*** Opening MATERIAL FOR THE TASK ***
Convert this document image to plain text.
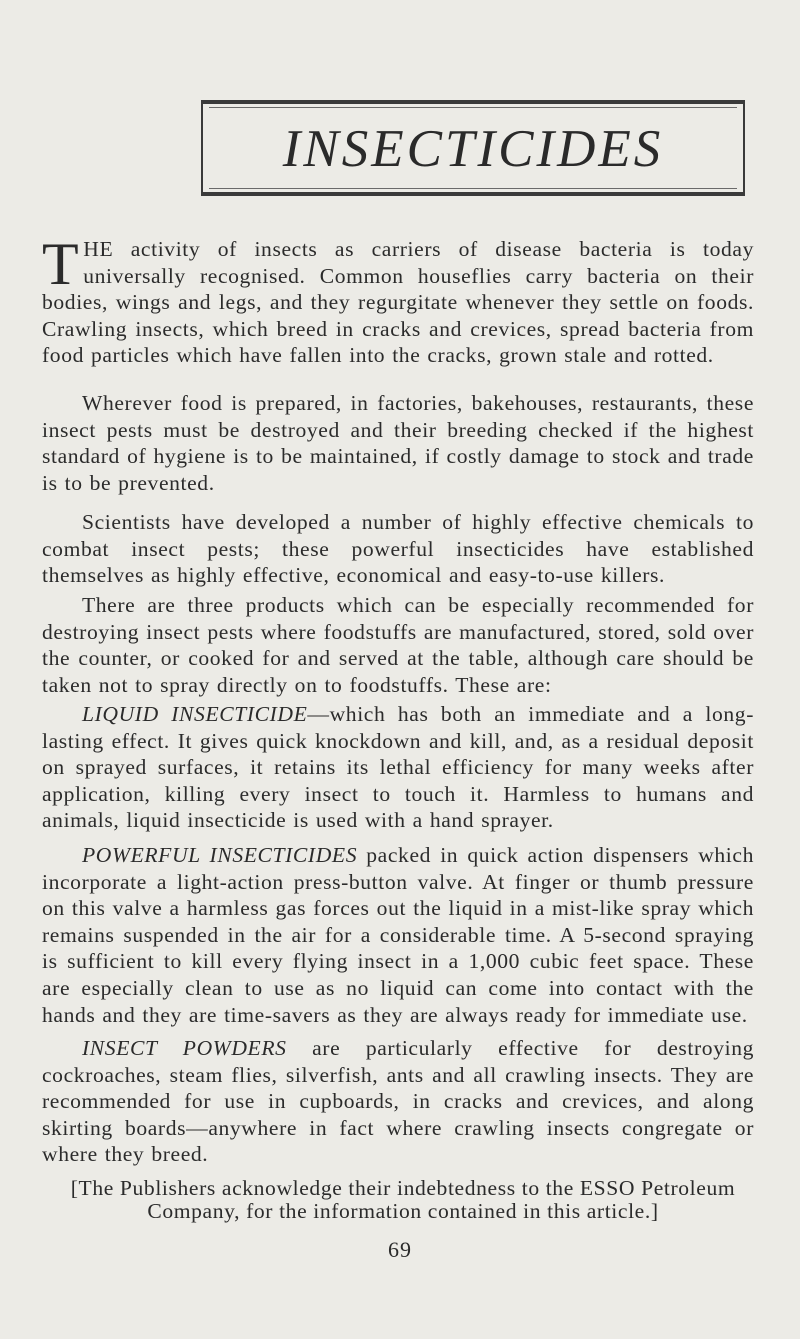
INSECTICIDES

THE activity of insects as carriers of disease bacteria is today universally recognised. Common houseflies carry bacteria on their bodies, wings and legs, and they regurgitate whenever they settle on foods. Crawling insects, which breed in cracks and crevices, spread bacteria from food particles which have fallen into the cracks, grown stale and rotted.

Wherever food is prepared, in factories, bakehouses, restaurants, these insect pests must be destroyed and their breeding checked if the highest standard of hygiene is to be maintained, if costly damage to stock and trade is to be prevented.

Scientists have developed a number of highly effective chemicals to combat insect pests; these powerful insecticides have established themselves as highly effective, economical and easy-to-use killers.

There are three products which can be especially recommended for destroying insect pests where foodstuffs are manufactured, stored, sold over the counter, or cooked for and served at the table, although care should be taken not to spray directly on to foodstuffs. These are:

LIQUID INSECTICIDE—which has both an immediate and a long-lasting effect. It gives quick knockdown and kill, and, as a residual deposit on sprayed surfaces, it retains its lethal efficiency for many weeks after application, killing every insect to touch it. Harmless to humans and animals, liquid insecticide is used with a hand sprayer.

POWERFUL INSECTICIDES packed in quick action dispensers which incorporate a light-action press-button valve. At finger or thumb pressure on this valve a harmless gas forces out the liquid in a mist-like spray which remains suspended in the air for a considerable time. A 5-second spraying is sufficient to kill every flying insect in a 1,000 cubic feet space. These are especially clean to use as no liquid can come into contact with the hands and they are time-savers as they are always ready for immediate use.

INSECT POWDERS are particularly effective for destroying cockroaches, steam flies, silverfish, ants and all crawling insects. They are recommended for use in cupboards, in cracks and crevices, and along skirting boards—anywhere in fact where crawling insects congregate or where they breed.

[The Publishers acknowledge their indebtedness to the ESSO Petroleum Company, for the information contained in this article.]

69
*** Closing MATERIAL FOR THE TASK ***
● **WORK REQUIRED**: Which lines above hold the string "with"? Please copy all of them.

● **SOLUTION**:
LIQUID INSECTICIDE—which has both an immediate and a long-lasting effect. It gives quick knockdown and kill, and, as a residual deposit on sprayed surfaces, it retains its lethal efficiency for many weeks after application, killing every insect to touch it. Harmless to humans and animals, liquid insecticide is used with a hand sprayer.
POWERFUL INSECTICIDES packed in quick action dispensers which incorporate a light-action press-button valve. At finger or thumb pressure on this valve a harmless gas forces out the liquid in a mist-like spray which remains suspended in the air for a considerable time. A 5-second spraying is sufficient to kill every flying insect in a 1,000 cubic feet space. These are especially clean to use as no liquid can come into contact with the hands and they are time-savers as they are always ready for immediate use.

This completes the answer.